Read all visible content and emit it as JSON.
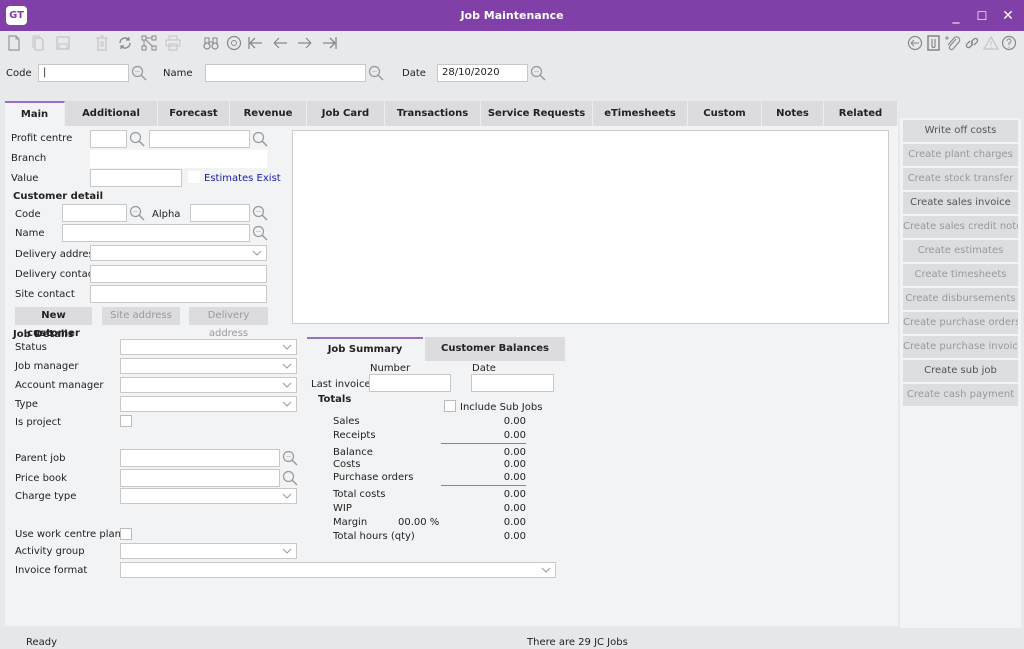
{
  "window": {
    "logo": "GT",
    "title": "Job Maintenance",
    "controls": {
      "minimize": "_",
      "maximize": "☐",
      "close": "✕"
    }
  },
  "toolbar": {
    "left_icons": [
      "new-document-icon",
      "copy-icon",
      "save-icon",
      "delete-icon",
      "refresh-icon",
      "hierarchy-icon",
      "print-icon",
      "binoculars-icon",
      "at-sign-icon",
      "first-record-icon",
      "previous-record-icon",
      "next-record-icon",
      "last-record-icon"
    ],
    "right_icons": [
      "back-icon",
      "attachments-icon",
      "add-attachment-icon",
      "link-icon",
      "warning-icon",
      "help-icon"
    ]
  },
  "header": {
    "code_label": "Code",
    "code_value": "|",
    "name_label": "Name",
    "name_value": "",
    "date_label": "Date",
    "date_value": "28/10/2020"
  },
  "tabs": [
    {
      "label": "Main",
      "active": true
    },
    {
      "label": "Additional"
    },
    {
      "label": "Forecast"
    },
    {
      "label": "Revenue"
    },
    {
      "label": "Job Card"
    },
    {
      "label": "Transactions"
    },
    {
      "label": "Service Requests"
    },
    {
      "label": "eTimesheets"
    },
    {
      "label": "Custom"
    },
    {
      "label": "Notes"
    },
    {
      "label": "Related"
    }
  ],
  "main": {
    "profit_centre_label": "Profit centre",
    "branch_label": "Branch",
    "value_label": "Value",
    "estimates_exist": "Estimates Exist",
    "customer_detail_heading": "Customer detail",
    "customer_code_label": "Code",
    "customer_alpha_label": "Alpha",
    "customer_name_label": "Name",
    "delivery_address_label": "Delivery address",
    "delivery_contact_label": "Delivery contact",
    "site_contact_label": "Site contact",
    "buttons": {
      "new_customer": "New customer",
      "site_address": "Site address",
      "delivery_address": "Delivery address"
    },
    "job_details_heading": "Job Details",
    "status_label": "Status",
    "job_manager_label": "Job manager",
    "account_manager_label": "Account manager",
    "type_label": "Type",
    "is_project_label": "Is project",
    "parent_job_label": "Parent job",
    "price_book_label": "Price book",
    "charge_type_label": "Charge type",
    "use_work_centre_plan_label": "Use work centre plan",
    "activity_group_label": "Activity group",
    "invoice_format_label": "Invoice format"
  },
  "summary": {
    "tabs": [
      {
        "label": "Job Summary",
        "active": true
      },
      {
        "label": "Customer Balances"
      }
    ],
    "number_header": "Number",
    "date_header": "Date",
    "last_invoice_label": "Last invoice",
    "totals_heading": "Totals",
    "include_sub_jobs": "Include Sub Jobs",
    "rows": [
      {
        "label": "Sales",
        "value": "0.00"
      },
      {
        "label": "Receipts",
        "value": "0.00"
      },
      {
        "label": "Balance",
        "value": "0.00"
      },
      {
        "label": "Costs",
        "value": "0.00"
      },
      {
        "label": "Purchase orders",
        "value": "0.00"
      },
      {
        "label": "Total costs",
        "value": "0.00"
      },
      {
        "label": "WIP",
        "value": "0.00"
      },
      {
        "label": "Margin",
        "value": "0.00",
        "pct": "00.00 %"
      },
      {
        "label": "Total hours (qty)",
        "value": "0.00"
      }
    ]
  },
  "side_actions": [
    {
      "label": "Write off costs",
      "enabled": true
    },
    {
      "label": "Create plant charges"
    },
    {
      "label": "Create stock transfer"
    },
    {
      "label": "Create sales invoice",
      "enabled": true
    },
    {
      "label": "Create sales credit note"
    },
    {
      "label": "Create estimates"
    },
    {
      "label": "Create timesheets"
    },
    {
      "label": "Create disbursements"
    },
    {
      "label": "Create purchase orders"
    },
    {
      "label": "Create purchase invoice"
    },
    {
      "label": "Create sub job",
      "enabled": true
    },
    {
      "label": "Create cash payment"
    }
  ],
  "status": {
    "left": "Ready",
    "center": "There are 29 JC Jobs"
  },
  "colors": {
    "brand": "#8040a8",
    "tab_accent": "#9b6fc0",
    "link": "#1a1aa8"
  }
}
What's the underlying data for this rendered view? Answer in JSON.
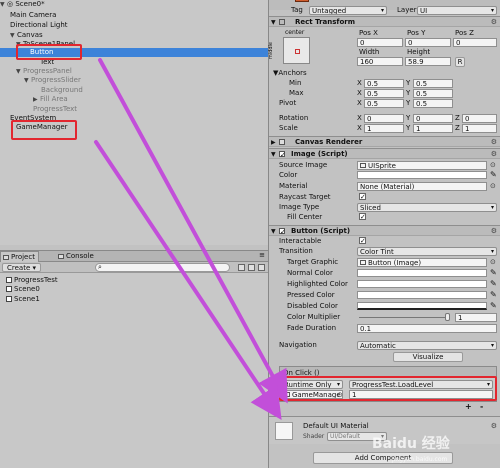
{
  "hierarchy": {
    "scene": "Scene0*",
    "items": [
      {
        "label": "Main Camera"
      },
      {
        "label": "Directional Light"
      },
      {
        "label": "Canvas"
      },
      {
        "label": "ToScene1Panel"
      },
      {
        "label": "Button"
      },
      {
        "label": "Text"
      },
      {
        "label": "ProgressPanel"
      },
      {
        "label": "ProgressSlider"
      },
      {
        "label": "Background"
      },
      {
        "label": "Fill Area"
      },
      {
        "label": "ProgressText"
      },
      {
        "label": "EventSystem"
      },
      {
        "label": "GameManager"
      }
    ]
  },
  "project": {
    "tabs": [
      "Project",
      "Console"
    ],
    "create_label": "Create ▾",
    "items": [
      "ProgressTest",
      "Scene0",
      "Scene1"
    ]
  },
  "inspector": {
    "tag_label": "Tag",
    "tag_value": "Untagged",
    "layer_label": "Layer",
    "layer_value": "UI",
    "rect_transform": {
      "title": "Rect Transform",
      "anchor_preset_label": "center",
      "anchor_preset_side": "middle",
      "col_headers": [
        "Pos X",
        "Pos Y",
        "Pos Z"
      ],
      "pos_values": [
        "0",
        "0",
        "0"
      ],
      "size_headers": [
        "Width",
        "Height"
      ],
      "size_values": [
        "160",
        "58.9"
      ],
      "raw_edit": "R",
      "anchors_label": "Anchors",
      "min_label": "Min",
      "min_x": "0.5",
      "min_y": "0.5",
      "max_label": "Max",
      "max_x": "0.5",
      "max_y": "0.5",
      "pivot_label": "Pivot",
      "pivot_x": "0.5",
      "pivot_y": "0.5",
      "rotation_label": "Rotation",
      "rot_x": "0",
      "rot_y": "0",
      "rot_z": "0",
      "scale_label": "Scale",
      "scale_x": "1",
      "scale_y": "1",
      "scale_z": "1",
      "x_letter": "X",
      "y_letter": "Y",
      "z_letter": "Z"
    },
    "canvas_renderer": {
      "title": "Canvas Renderer"
    },
    "image": {
      "title": "Image (Script)",
      "source_image_label": "Source Image",
      "source_image_value": "UISprite",
      "color_label": "Color",
      "material_label": "Material",
      "material_value": "None (Material)",
      "raycast_label": "Raycast Target",
      "image_type_label": "Image Type",
      "image_type_value": "Sliced",
      "fill_center_label": "Fill Center"
    },
    "button": {
      "title": "Button (Script)",
      "interactable_label": "Interactable",
      "transition_label": "Transition",
      "transition_value": "Color Tint",
      "target_graphic_label": "Target Graphic",
      "target_graphic_value": "Button (Image)",
      "normal_color_label": "Normal Color",
      "highlighted_color_label": "Highlighted Color",
      "pressed_color_label": "Pressed Color",
      "disabled_color_label": "Disabled Color",
      "color_multiplier_label": "Color Multiplier",
      "color_multiplier_value": "1",
      "fade_duration_label": "Fade Duration",
      "fade_duration_value": "0.1",
      "navigation_label": "Navigation",
      "navigation_value": "Automatic",
      "visualize_label": "Visualize",
      "onclick_label": "On Click ()",
      "runtime_value": "Runtime Only",
      "function_value": "ProgressTest.LoadLevel",
      "object_value": "GameManage",
      "arg_value": "1",
      "plus_label": "+",
      "minus_label": "-"
    },
    "default_material": {
      "title": "Default UI Material",
      "shader_label": "Shader",
      "shader_value": "UI/Default"
    },
    "add_component_label": "Add Component",
    "watermark": "Baidu 经验",
    "watermark_url": "jingyan.baidu.com"
  },
  "colors": {
    "selection": "#3d83d9",
    "highlight_box": "#e2262f",
    "arrow": "#c24fd9"
  }
}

Task description: Give back each entry exactly as it appears, with no pictures.

Solution to the exercise:
Read all visible content and emit it as JSON.
{
  "window": {
    "logo": "GT",
    "title": "Job Maintenance",
    "controls": {
      "minimize": "_",
      "maximize": "☐",
      "close": "✕"
    }
  },
  "toolbar": {
    "left_icons": [
      "new-document-icon",
      "copy-icon",
      "save-icon",
      "delete-icon",
      "refresh-icon",
      "hierarchy-icon",
      "print-icon",
      "binoculars-icon",
      "at-sign-icon",
      "first-record-icon",
      "previous-record-icon",
      "next-record-icon",
      "last-record-icon"
    ],
    "right_icons": [
      "back-icon",
      "attachments-icon",
      "add-attachment-icon",
      "link-icon",
      "warning-icon",
      "help-icon"
    ]
  },
  "header": {
    "code_label": "Code",
    "code_value": "|",
    "name_label": "Name",
    "name_value": "",
    "date_label": "Date",
    "date_value": "28/10/2020"
  },
  "tabs": [
    {
      "label": "Main",
      "active": true
    },
    {
      "label": "Additional"
    },
    {
      "label": "Forecast"
    },
    {
      "label": "Revenue"
    },
    {
      "label": "Job Card"
    },
    {
      "label": "Transactions"
    },
    {
      "label": "Service Requests"
    },
    {
      "label": "eTimesheets"
    },
    {
      "label": "Custom"
    },
    {
      "label": "Notes"
    },
    {
      "label": "Related"
    }
  ],
  "main": {
    "profit_centre_label": "Profit centre",
    "branch_label": "Branch",
    "value_label": "Value",
    "estimates_exist": "Estimates Exist",
    "customer_detail_heading": "Customer detail",
    "customer_code_label": "Code",
    "customer_alpha_label": "Alpha",
    "customer_name_label": "Name",
    "delivery_address_label": "Delivery address",
    "delivery_contact_label": "Delivery contact",
    "site_contact_label": "Site contact",
    "buttons": {
      "new_customer": "New customer",
      "site_address": "Site address",
      "delivery_address": "Delivery address"
    },
    "job_details_heading": "Job Details",
    "status_label": "Status",
    "job_manager_label": "Job manager",
    "account_manager_label": "Account manager",
    "type_label": "Type",
    "is_project_label": "Is project",
    "parent_job_label": "Parent job",
    "price_book_label": "Price book",
    "charge_type_label": "Charge type",
    "use_work_centre_plan_label": "Use work centre plan",
    "activity_group_label": "Activity group",
    "invoice_format_label": "Invoice format"
  },
  "summary": {
    "tabs": [
      {
        "label": "Job Summary",
        "active": true
      },
      {
        "label": "Customer Balances"
      }
    ],
    "number_header": "Number",
    "date_header": "Date",
    "last_invoice_label": "Last invoice",
    "totals_heading": "Totals",
    "include_sub_jobs": "Include Sub Jobs",
    "rows": [
      {
        "label": "Sales",
        "value": "0.00"
      },
      {
        "label": "Receipts",
        "value": "0.00"
      },
      {
        "label": "Balance",
        "value": "0.00"
      },
      {
        "label": "Costs",
        "value": "0.00"
      },
      {
        "label": "Purchase orders",
        "value": "0.00"
      },
      {
        "label": "Total costs",
        "value": "0.00"
      },
      {
        "label": "WIP",
        "value": "0.00"
      },
      {
        "label": "Margin",
        "value": "0.00",
        "pct": "00.00 %"
      },
      {
        "label": "Total hours (qty)",
        "value": "0.00"
      }
    ]
  },
  "side_actions": [
    {
      "label": "Write off costs",
      "enabled": true
    },
    {
      "label": "Create plant charges"
    },
    {
      "label": "Create stock transfer"
    },
    {
      "label": "Create sales invoice",
      "enabled": true
    },
    {
      "label": "Create sales credit note"
    },
    {
      "label": "Create estimates"
    },
    {
      "label": "Create timesheets"
    },
    {
      "label": "Create disbursements"
    },
    {
      "label": "Create purchase orders"
    },
    {
      "label": "Create purchase invoice"
    },
    {
      "label": "Create sub job",
      "enabled": true
    },
    {
      "label": "Create cash payment"
    }
  ],
  "status": {
    "left": "Ready",
    "center": "There are 29 JC Jobs"
  },
  "colors": {
    "brand": "#8040a8",
    "tab_accent": "#9b6fc0",
    "link": "#1a1aa8"
  }
}
What's the underlying data for this rendered view? Answer in JSON.
{
  "hierarchy": {
    "scene": "Scene0*",
    "items": [
      {
        "label": "Main Camera"
      },
      {
        "label": "Directional Light"
      },
      {
        "label": "Canvas"
      },
      {
        "label": "ToScene1Panel"
      },
      {
        "label": "Button"
      },
      {
        "label": "Text"
      },
      {
        "label": "ProgressPanel"
      },
      {
        "label": "ProgressSlider"
      },
      {
        "label": "Background"
      },
      {
        "label": "Fill Area"
      },
      {
        "label": "ProgressText"
      },
      {
        "label": "EventSystem"
      },
      {
        "label": "GameManager"
      }
    ]
  },
  "project": {
    "tabs": [
      "Project",
      "Console"
    ],
    "create_label": "Create ▾",
    "items": [
      "ProgressTest",
      "Scene0",
      "Scene1"
    ]
  },
  "inspector": {
    "tag_label": "Tag",
    "tag_value": "Untagged",
    "layer_label": "Layer",
    "layer_value": "UI",
    "rect_transform": {
      "title": "Rect Transform",
      "anchor_preset_label": "center",
      "anchor_preset_side": "middle",
      "col_headers": [
        "Pos X",
        "Pos Y",
        "Pos Z"
      ],
      "pos_values": [
        "0",
        "0",
        "0"
      ],
      "size_headers": [
        "Width",
        "Height"
      ],
      "size_values": [
        "160",
        "58.9"
      ],
      "raw_edit": "R",
      "anchors_label": "Anchors",
      "min_label": "Min",
      "min_x": "0.5",
      "min_y": "0.5",
      "max_label": "Max",
      "max_x": "0.5",
      "max_y": "0.5",
      "pivot_label": "Pivot",
      "pivot_x": "0.5",
      "pivot_y": "0.5",
      "rotation_label": "Rotation",
      "rot_x": "0",
      "rot_y": "0",
      "rot_z": "0",
      "scale_label": "Scale",
      "scale_x": "1",
      "scale_y": "1",
      "scale_z": "1",
      "x_letter": "X",
      "y_letter": "Y",
      "z_letter": "Z"
    },
    "canvas_renderer": {
      "title": "Canvas Renderer"
    },
    "image": {
      "title": "Image (Script)",
      "source_image_label": "Source Image",
      "source_image_value": "UISprite",
      "color_label": "Color",
      "material_label": "Material",
      "material_value": "None (Material)",
      "raycast_label": "Raycast Target",
      "image_type_label": "Image Type",
      "image_type_value": "Sliced",
      "fill_center_label": "Fill Center"
    },
    "button": {
      "title": "Button (Script)",
      "interactable_label": "Interactable",
      "transition_label": "Transition",
      "transition_value": "Color Tint",
      "target_graphic_label": "Target Graphic",
      "target_graphic_value": "Button (Image)",
      "normal_color_label": "Normal Color",
      "highlighted_color_label": "Highlighted Color",
      "pressed_color_label": "Pressed Color",
      "disabled_color_label": "Disabled Color",
      "color_multiplier_label": "Color Multiplier",
      "color_multiplier_value": "1",
      "fade_duration_label": "Fade Duration",
      "fade_duration_value": "0.1",
      "navigation_label": "Navigation",
      "navigation_value": "Automatic",
      "visualize_label": "Visualize",
      "onclick_label": "On Click ()",
      "runtime_value": "Runtime Only",
      "function_value": "ProgressTest.LoadLevel",
      "object_value": "GameManage",
      "arg_value": "1",
      "plus_label": "+",
      "minus_label": "-"
    },
    "default_material": {
      "title": "Default UI Material",
      "shader_label": "Shader",
      "shader_value": "UI/Default"
    },
    "add_component_label": "Add Component",
    "watermark": "Baidu 经验",
    "watermark_url": "jingyan.baidu.com"
  },
  "colors": {
    "selection": "#3d83d9",
    "highlight_box": "#e2262f",
    "arrow": "#c24fd9"
  }
}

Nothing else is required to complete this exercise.